INFORMATION GIVEN:
>> BEGIN
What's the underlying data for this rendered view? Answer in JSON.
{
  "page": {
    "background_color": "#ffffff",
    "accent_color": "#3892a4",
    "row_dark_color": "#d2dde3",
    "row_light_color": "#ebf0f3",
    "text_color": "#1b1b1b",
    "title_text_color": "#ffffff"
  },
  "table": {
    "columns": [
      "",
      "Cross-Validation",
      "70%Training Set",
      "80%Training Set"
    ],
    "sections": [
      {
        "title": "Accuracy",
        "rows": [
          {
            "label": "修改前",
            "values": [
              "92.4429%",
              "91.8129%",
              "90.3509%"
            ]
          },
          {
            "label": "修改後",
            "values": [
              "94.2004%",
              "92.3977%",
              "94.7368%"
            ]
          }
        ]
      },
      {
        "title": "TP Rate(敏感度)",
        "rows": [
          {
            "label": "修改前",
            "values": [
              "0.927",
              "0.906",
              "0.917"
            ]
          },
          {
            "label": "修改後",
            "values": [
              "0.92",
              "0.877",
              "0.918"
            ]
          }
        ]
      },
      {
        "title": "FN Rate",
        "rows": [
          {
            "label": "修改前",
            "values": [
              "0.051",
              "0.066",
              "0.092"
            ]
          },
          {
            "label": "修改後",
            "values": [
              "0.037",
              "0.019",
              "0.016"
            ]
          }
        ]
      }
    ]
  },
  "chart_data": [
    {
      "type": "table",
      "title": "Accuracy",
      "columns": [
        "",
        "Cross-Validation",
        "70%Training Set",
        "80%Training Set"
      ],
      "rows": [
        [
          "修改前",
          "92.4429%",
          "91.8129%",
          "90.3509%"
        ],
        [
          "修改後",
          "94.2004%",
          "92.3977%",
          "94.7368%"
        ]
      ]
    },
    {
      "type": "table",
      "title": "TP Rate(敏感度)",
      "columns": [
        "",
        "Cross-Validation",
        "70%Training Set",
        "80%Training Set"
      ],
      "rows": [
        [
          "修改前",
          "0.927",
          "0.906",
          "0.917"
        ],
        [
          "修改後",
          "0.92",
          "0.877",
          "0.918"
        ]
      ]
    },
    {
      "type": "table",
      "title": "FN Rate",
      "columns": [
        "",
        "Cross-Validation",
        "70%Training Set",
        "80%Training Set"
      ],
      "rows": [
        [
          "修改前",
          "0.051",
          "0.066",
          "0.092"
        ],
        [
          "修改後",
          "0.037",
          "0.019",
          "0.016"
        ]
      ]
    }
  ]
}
>> END
THE EXERCISE:
Check all the records above and select each line where the string "ffffff" is found.

CORRECT RESULT:
    "background_color": "#ffffff",
    "title_text_color": "#ffffff"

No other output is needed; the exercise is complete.